### TO DO
Transcribe the records that follow, preserving every word.

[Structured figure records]
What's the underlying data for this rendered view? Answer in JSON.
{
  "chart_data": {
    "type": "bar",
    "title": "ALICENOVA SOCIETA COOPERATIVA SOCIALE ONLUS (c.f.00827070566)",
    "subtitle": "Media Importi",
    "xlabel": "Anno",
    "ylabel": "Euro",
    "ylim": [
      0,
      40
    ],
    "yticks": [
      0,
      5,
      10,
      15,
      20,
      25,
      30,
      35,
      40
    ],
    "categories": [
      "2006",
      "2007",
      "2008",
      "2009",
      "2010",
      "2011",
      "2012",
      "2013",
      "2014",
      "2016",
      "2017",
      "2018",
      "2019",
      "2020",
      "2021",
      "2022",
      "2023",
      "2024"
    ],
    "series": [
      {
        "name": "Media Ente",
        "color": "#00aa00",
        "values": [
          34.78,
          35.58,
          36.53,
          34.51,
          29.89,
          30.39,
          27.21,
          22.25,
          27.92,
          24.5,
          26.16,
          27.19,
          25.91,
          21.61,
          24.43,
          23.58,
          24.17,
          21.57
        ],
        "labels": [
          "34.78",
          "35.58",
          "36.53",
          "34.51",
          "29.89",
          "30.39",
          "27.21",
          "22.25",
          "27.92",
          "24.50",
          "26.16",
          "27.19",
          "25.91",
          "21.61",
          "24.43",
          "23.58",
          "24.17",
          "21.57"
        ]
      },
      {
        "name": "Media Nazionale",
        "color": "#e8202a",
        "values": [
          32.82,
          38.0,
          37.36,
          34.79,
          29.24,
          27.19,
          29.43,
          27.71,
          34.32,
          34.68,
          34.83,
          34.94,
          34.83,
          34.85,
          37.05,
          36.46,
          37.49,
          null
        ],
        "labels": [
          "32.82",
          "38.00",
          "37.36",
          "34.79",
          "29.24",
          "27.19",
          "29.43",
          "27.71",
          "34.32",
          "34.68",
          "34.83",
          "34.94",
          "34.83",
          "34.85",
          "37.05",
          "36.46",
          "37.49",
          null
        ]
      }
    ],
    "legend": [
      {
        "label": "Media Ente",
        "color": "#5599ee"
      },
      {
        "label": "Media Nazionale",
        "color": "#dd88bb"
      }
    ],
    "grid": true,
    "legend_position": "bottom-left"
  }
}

### EXERCISE OUTPUT
What's the underlying data for this rendered view? Answer in JSON.
{
  "chart_data": {
    "type": "bar",
    "title": "ALICENOVA SOCIETA COOPERATIVA SOCIALE ONLUS (c.f.00827070566)",
    "subtitle": "Media Importi",
    "xlabel": "Anno",
    "ylabel": "Euro",
    "ylim": [
      0,
      40
    ],
    "yticks": [
      0,
      5,
      10,
      15,
      20,
      25,
      30,
      35,
      40
    ],
    "categories": [
      "2006",
      "2007",
      "2008",
      "2009",
      "2010",
      "2011",
      "2012",
      "2013",
      "2014",
      "2016",
      "2017",
      "2018",
      "2019",
      "2020",
      "2021",
      "2022",
      "2023",
      "2024"
    ],
    "series": [
      {
        "name": "Media Ente",
        "color": "#00aa00",
        "values": [
          34.78,
          35.58,
          36.53,
          34.51,
          29.89,
          30.39,
          27.21,
          22.25,
          27.92,
          24.5,
          26.16,
          27.19,
          25.91,
          21.61,
          24.43,
          23.58,
          24.17,
          21.57
        ],
        "labels": [
          "34.78",
          "35.58",
          "36.53",
          "34.51",
          "29.89",
          "30.39",
          "27.21",
          "22.25",
          "27.92",
          "24.50",
          "26.16",
          "27.19",
          "25.91",
          "21.61",
          "24.43",
          "23.58",
          "24.17",
          "21.57"
        ]
      },
      {
        "name": "Media Nazionale",
        "color": "#e8202a",
        "values": [
          32.82,
          38.0,
          37.36,
          34.79,
          29.24,
          27.19,
          29.43,
          27.71,
          34.32,
          34.68,
          34.83,
          34.94,
          34.83,
          34.85,
          37.05,
          36.46,
          37.49,
          null
        ],
        "labels": [
          "32.82",
          "38.00",
          "37.36",
          "34.79",
          "29.24",
          "27.19",
          "29.43",
          "27.71",
          "34.32",
          "34.68",
          "34.83",
          "34.94",
          "34.83",
          "34.85",
          "37.05",
          "36.46",
          "37.49",
          null
        ]
      }
    ],
    "legend": [
      {
        "label": "Media Ente",
        "color": "#5599ee"
      },
      {
        "label": "Media Nazionale",
        "color": "#dd88bb"
      }
    ],
    "grid": true,
    "legend_position": "bottom-left"
  }
}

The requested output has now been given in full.